*** SOURCE RECORDS
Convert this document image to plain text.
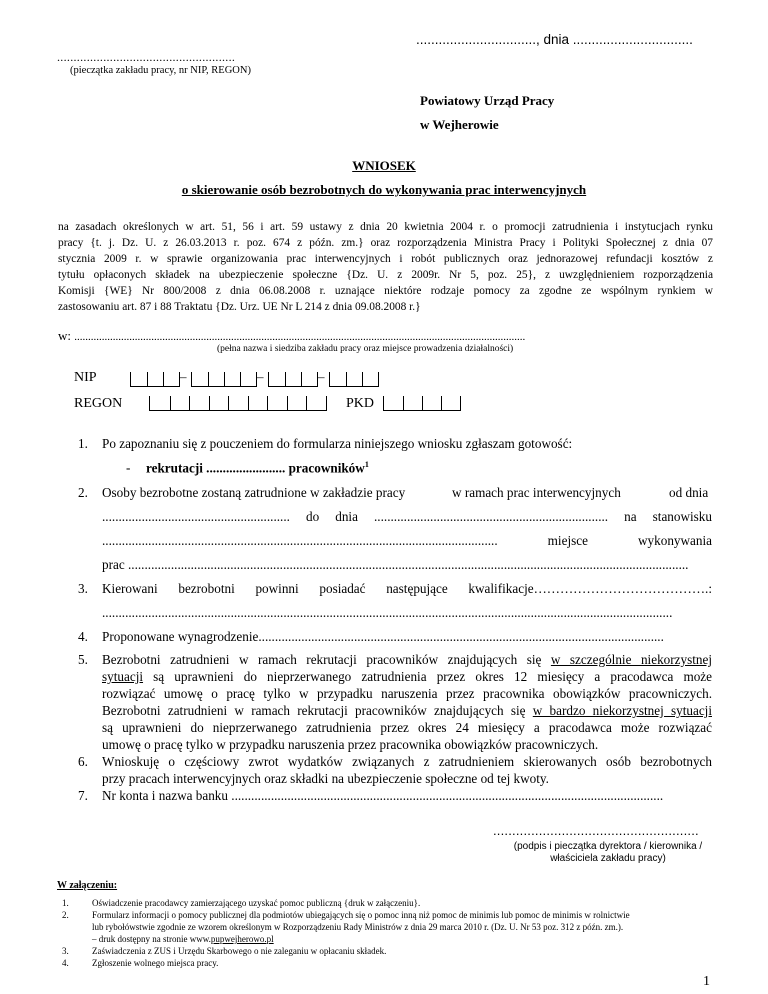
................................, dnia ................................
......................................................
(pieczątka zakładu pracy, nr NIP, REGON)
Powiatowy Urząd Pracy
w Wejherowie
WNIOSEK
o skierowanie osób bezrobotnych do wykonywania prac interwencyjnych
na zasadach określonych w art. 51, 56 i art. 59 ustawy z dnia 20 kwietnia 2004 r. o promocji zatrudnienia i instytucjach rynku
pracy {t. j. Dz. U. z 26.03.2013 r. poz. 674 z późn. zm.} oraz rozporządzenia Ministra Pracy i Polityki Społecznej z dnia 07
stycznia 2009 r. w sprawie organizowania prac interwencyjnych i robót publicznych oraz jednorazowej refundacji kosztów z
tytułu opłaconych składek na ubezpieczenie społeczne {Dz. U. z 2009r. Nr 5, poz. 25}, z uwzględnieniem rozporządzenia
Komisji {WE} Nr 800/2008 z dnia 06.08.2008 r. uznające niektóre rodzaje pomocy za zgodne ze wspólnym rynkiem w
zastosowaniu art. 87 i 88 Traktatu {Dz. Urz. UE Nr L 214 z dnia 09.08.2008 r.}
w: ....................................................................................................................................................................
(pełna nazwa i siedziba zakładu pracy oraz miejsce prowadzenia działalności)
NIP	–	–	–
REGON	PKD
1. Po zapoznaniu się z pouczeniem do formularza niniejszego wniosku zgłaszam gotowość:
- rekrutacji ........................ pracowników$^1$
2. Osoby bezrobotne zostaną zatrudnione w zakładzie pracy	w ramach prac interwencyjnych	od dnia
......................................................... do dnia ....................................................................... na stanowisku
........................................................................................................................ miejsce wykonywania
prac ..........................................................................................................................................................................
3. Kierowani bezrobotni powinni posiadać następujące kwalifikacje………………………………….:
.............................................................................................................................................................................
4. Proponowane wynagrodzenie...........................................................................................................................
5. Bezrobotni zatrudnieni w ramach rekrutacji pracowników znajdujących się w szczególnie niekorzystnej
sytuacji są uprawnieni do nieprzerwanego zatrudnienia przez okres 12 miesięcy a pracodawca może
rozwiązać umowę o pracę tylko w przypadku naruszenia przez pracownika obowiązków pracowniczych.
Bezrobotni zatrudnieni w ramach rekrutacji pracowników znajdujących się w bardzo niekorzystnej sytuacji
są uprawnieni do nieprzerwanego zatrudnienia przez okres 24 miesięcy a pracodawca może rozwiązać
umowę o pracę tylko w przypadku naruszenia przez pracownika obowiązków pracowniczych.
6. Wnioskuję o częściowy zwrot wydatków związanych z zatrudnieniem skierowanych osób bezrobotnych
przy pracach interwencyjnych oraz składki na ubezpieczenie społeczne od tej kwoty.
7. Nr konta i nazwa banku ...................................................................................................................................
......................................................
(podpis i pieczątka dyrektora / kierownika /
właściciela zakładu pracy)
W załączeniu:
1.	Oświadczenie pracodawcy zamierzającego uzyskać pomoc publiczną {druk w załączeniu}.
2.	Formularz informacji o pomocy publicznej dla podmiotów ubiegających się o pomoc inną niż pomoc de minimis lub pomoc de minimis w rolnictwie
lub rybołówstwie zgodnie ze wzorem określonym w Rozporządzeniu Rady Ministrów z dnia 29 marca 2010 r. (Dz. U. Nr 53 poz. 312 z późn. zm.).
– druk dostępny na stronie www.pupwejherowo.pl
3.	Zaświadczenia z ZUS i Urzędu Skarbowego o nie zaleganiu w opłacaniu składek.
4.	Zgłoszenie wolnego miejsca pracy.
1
******
__SHORT PROBLEM__:
Pick out the lines above containing the word "przypadku", then copy them.

__FINAL RESULT__:
rozwiązać umowę o pracę tylko w przypadku naruszenia przez pracownika obowiązków pracowniczych.
umowę o pracę tylko w przypadku naruszenia przez pracownika obowiązków pracowniczych.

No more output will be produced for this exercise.